━━━ FRAGMENTO DE LECTURA ━━━
El deseo de venganza es un veneno

El deseo de venganza es un veneno

Por Departamento Web 2

Guardar odio y rencor puede generar preocupaciones y enfermedades, además de retrasar la vida de quienes los sienten

¿Hasta qué punto el rencor y el sentimiento de venganza pueden perjudicar a una persona?

La psicóloga Bia Nóbrega explica que, de manera general, el odio y el rencor acumulados suelen traer perjuicios principalmente para quien guarda ese tipo de sentimiento. «Cuando una persona guarda rencor, literalmente se está contaminando y llevando cosas malas a su interior. La oportunidad de somatizar es muy grande y cada persona somatiza de una manera. Algunos pueden tener el sueño perjudicado, pensamientos de preocupación o pasar todo el día dándole vueltas a las situaciones. Hay personas que sienten dolores de estómago, de garganta y hasta presentan problemas de salud más graves», aclara.

Claudia Melo, psicóloga clínica y psicoterapeuta de pareja y familiar, agrega que el rencor acumulado puede destruir todo el proyecto de vida de una persona. «El resentimiento es como si fuera un veneno para la salud física y mental y solo acarrea daños. Las personas que guardan rencores y tienen deseo de venganza solo viven en función de eso. Ellas pierden su proyecto de vida y la capacidad de tener sentimientos positivos y buenos. La venganza se convierte en una obsesión, la persona se pierde en la vida y puede terminar enfermando sumergida en rencores, resentimientos, ansiedad y depresión», alerta.

Irracional

Claudia Melo dice que la venganza se relaciona con la irracionalidad. «Personas que desean vengarse no logran pensar de manera más racional y no saben defenderse, entonces, terminan sucumbiendo al sentimiento. En esos casos, la persona guarda rencor durante mucho tiempo, no logra lidiar con eso y lo canaliza para la venganza».

Ella contempla que, aunque una persona haya sido perjudicada por otra, existen recursos buenos y racionales para enfrentar la situación.

«Hay casos en los que una conversación franca ayuda a solucionar el problema. Y hay cuestiones que pueden ser resueltas con la justicia, como cuando alguien levanta un falso testimonio. Eso es grave, pero no es necesario guardar el sentimiento de venganza. Es importante buscar buenos mecanismos para que el daño sea reparado», sugirió.

Expectativas alineadas

Bia Nóbrega destaca que en muchos casos el rencor empieza cuando una persona crea expectativas que no se concretan: «El gran secreto está en controlar nuestras expectativas con respecto al otro, ya que hay muchas variables en la realidad que no podemos controlar. A veces esperamos algo, no hablamos sobre eso con la persona involucrada y nos frustramos. Las cosas empiezan y terminan en nosotros mismos, en la forma como lidiamos con cada situación», afirma.
━━━ REGISTROS DE DATOS ━━━
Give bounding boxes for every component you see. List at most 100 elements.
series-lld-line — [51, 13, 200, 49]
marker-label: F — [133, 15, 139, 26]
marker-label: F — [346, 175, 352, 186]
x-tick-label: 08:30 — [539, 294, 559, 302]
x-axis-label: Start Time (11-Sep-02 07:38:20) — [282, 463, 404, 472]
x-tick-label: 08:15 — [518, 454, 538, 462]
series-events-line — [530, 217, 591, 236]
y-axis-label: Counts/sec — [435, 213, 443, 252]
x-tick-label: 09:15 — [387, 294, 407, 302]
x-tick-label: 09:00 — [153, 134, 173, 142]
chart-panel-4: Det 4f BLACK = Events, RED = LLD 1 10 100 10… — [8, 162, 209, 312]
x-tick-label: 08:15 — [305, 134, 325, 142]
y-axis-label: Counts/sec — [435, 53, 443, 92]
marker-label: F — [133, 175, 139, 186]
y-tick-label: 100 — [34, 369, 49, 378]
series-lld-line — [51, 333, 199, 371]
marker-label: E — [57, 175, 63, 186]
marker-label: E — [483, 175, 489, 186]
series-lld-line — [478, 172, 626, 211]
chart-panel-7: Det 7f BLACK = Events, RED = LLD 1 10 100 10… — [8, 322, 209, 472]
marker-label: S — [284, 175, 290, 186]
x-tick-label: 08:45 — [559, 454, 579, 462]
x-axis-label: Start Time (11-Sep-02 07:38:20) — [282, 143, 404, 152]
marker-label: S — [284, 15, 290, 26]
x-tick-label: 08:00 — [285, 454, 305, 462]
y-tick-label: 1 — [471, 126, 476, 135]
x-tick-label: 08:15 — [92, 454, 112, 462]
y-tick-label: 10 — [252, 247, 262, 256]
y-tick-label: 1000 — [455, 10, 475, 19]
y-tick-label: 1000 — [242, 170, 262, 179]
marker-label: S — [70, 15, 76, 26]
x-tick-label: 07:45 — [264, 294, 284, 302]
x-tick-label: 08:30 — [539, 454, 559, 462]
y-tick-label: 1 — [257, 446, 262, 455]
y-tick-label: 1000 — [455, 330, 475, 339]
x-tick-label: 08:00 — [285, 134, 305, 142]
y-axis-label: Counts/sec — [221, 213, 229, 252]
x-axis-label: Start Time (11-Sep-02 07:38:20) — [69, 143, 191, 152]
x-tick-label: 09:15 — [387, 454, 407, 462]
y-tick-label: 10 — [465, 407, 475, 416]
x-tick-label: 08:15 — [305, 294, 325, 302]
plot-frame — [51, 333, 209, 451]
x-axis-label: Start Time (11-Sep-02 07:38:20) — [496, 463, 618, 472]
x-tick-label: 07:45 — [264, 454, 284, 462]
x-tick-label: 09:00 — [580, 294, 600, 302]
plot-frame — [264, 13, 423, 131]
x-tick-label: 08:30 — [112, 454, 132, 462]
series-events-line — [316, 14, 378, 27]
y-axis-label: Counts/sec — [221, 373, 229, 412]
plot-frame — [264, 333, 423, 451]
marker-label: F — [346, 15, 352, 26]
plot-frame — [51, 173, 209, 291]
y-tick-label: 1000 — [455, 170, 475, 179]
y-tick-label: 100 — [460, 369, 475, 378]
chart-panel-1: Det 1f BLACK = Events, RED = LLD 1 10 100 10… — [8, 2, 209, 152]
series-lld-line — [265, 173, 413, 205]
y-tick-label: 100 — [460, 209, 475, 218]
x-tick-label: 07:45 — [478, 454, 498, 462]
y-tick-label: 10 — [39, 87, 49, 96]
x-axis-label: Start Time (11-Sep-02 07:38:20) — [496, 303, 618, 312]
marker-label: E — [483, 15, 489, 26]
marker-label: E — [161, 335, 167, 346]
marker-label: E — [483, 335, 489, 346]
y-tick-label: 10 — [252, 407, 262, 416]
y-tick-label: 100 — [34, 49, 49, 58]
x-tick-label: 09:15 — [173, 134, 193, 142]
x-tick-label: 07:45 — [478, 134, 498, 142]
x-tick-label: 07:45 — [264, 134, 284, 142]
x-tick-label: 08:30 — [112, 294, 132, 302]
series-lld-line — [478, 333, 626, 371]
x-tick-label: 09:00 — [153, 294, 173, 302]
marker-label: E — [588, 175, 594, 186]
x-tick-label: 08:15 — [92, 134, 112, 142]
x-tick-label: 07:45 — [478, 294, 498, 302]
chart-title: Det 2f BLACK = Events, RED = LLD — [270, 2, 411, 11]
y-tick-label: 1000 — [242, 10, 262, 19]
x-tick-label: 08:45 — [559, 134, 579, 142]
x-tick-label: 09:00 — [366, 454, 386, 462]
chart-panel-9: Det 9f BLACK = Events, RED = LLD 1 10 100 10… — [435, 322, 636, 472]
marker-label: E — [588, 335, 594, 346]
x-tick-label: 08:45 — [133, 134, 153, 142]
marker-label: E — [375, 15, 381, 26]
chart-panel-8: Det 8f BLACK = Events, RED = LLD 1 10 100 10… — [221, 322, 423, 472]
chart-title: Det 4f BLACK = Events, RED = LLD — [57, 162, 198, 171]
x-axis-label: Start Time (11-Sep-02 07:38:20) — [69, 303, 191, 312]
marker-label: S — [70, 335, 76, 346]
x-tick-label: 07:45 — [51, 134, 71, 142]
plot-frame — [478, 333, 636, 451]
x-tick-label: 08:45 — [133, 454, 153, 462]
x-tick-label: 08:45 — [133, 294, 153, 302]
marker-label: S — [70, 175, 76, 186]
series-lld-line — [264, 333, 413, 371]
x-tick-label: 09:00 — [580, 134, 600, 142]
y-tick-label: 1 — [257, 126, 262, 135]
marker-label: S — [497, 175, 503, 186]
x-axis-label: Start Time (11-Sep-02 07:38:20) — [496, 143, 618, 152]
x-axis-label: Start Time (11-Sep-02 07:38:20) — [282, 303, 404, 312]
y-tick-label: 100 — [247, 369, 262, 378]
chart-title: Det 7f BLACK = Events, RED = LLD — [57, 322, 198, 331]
━━━
PARTES DEL EJERCICIO –
[a] Resume en forma de lista el párrafo del artículo sobre la venganza que comienza con «Claudia Melo, psicóloga clínica y psicoterapeuta». Conserva sus datos principales.
[b] De acuerdo con Bia Nóbrega en el artículo sobre la venganza, ¿cuándo empieza el rencor en muchos casos?
Este material es independiente del artículo sobre la venganza.

LISTA DE SOLUCIONES –
[a]
- Claudia Melo es psicóloga clínica y psicoterapeuta de pareja y familiar.
- Afirma que el rencor acumulado puede destruir el proyecto de vida de una persona.
- Compara el resentimiento con un veneno para la salud física y mental.
- Quienes guardan rencor y desean vengarse viven solo en función de eso. Pierden su proyecto de vida y la capacidad de tener sentimientos positivos.
- La venganza se vuelve una obsesión, y la persona puede enfermar de ansiedad y depresión.

[b] Cuando una persona crea expectativas que no se concretan.